-- Begin Data section --

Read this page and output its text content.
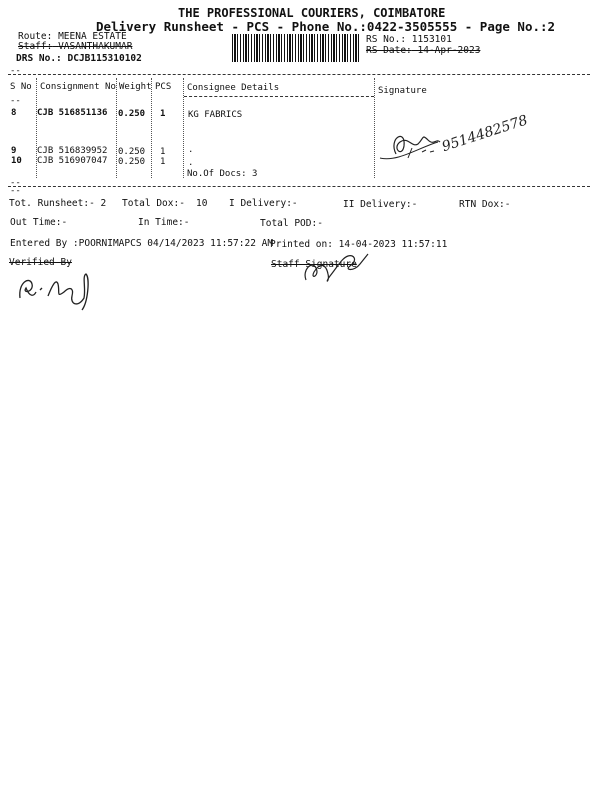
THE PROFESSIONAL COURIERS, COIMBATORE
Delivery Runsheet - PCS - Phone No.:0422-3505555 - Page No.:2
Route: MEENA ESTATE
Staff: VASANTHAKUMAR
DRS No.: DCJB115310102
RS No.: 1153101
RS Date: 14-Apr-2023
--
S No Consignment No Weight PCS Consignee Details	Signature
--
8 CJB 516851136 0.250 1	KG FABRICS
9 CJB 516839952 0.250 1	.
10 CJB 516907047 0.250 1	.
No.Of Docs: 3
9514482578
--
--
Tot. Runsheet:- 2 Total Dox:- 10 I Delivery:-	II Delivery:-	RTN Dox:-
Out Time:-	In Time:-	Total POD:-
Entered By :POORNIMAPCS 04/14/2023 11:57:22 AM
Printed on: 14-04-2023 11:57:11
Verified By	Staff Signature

-- End Data section --
-- Begin Data section --

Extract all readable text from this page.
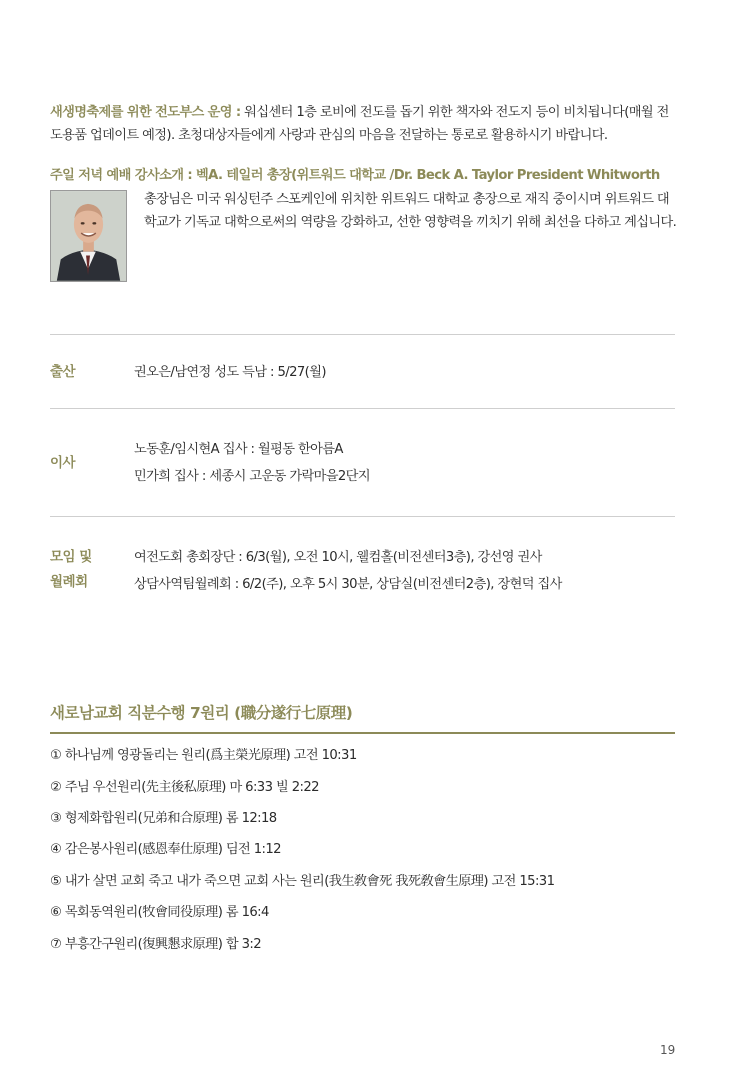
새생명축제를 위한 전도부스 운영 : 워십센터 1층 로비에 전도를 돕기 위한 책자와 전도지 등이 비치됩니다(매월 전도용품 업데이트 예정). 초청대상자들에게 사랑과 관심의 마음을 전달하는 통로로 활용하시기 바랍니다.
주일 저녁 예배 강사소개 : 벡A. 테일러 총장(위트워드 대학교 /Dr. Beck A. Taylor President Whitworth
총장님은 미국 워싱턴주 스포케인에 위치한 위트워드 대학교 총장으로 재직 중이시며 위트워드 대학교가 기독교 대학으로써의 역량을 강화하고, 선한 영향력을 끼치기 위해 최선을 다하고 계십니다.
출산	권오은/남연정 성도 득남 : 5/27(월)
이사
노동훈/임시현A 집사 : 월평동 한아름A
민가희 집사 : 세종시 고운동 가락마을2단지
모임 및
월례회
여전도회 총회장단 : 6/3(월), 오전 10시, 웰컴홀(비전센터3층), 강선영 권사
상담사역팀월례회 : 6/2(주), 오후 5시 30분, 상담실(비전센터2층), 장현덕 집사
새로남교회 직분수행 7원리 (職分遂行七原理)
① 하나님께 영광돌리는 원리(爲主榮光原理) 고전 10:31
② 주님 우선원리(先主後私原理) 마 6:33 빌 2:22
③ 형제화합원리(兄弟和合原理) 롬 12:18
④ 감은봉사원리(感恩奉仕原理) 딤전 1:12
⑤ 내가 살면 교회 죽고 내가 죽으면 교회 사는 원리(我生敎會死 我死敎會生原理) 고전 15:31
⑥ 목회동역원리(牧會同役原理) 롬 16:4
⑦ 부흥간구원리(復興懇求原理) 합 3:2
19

-- End Data section --
-- Begin Data section --

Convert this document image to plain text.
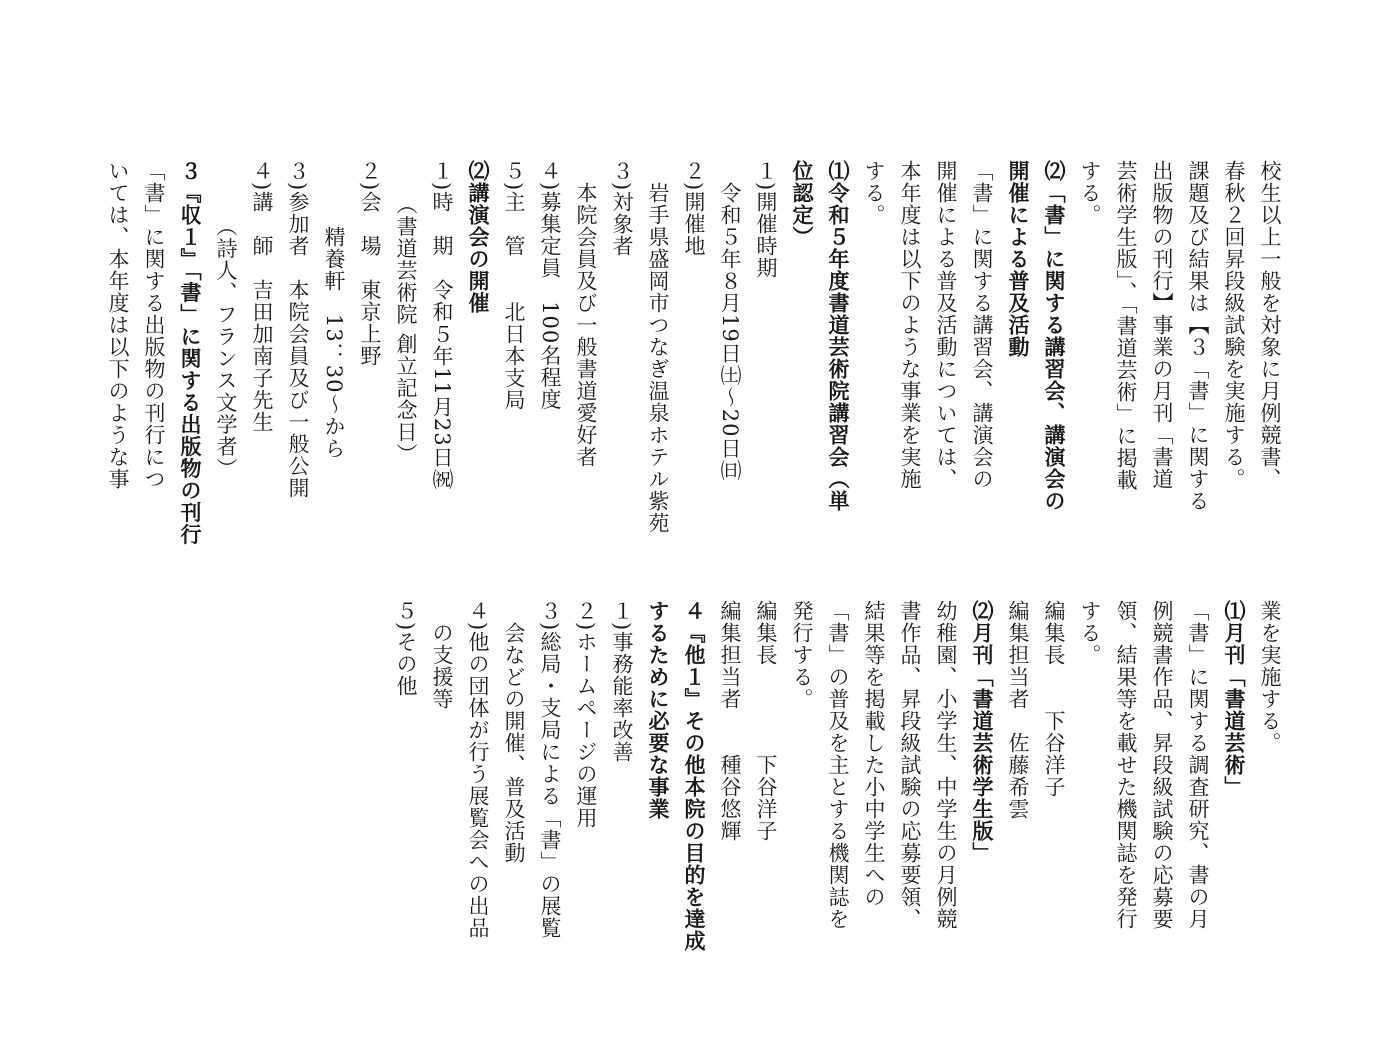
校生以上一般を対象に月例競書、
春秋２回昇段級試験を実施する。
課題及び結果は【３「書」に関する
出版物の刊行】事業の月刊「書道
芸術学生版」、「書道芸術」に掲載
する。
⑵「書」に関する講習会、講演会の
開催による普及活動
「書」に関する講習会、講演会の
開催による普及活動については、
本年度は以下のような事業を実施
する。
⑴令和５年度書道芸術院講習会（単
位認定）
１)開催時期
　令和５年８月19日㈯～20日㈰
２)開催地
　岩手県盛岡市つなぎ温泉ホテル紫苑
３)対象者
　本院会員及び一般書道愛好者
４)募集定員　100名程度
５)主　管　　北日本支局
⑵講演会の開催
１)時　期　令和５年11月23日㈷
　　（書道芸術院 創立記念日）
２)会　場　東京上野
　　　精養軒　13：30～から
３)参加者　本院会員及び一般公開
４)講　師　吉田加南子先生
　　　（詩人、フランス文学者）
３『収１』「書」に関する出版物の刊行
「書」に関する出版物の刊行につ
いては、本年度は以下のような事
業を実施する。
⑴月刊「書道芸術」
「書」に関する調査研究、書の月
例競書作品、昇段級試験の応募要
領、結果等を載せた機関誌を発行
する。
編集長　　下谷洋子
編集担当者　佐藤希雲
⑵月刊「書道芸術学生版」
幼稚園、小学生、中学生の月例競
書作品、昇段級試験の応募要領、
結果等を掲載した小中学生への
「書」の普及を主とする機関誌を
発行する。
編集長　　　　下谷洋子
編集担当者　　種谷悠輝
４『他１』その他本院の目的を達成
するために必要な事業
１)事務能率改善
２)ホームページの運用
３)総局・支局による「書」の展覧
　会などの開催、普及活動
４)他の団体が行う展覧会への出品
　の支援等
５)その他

-- End Data section --

Description of the task:
Search the lines for the word "text" and report how many contain it, by number only.

Written response:
3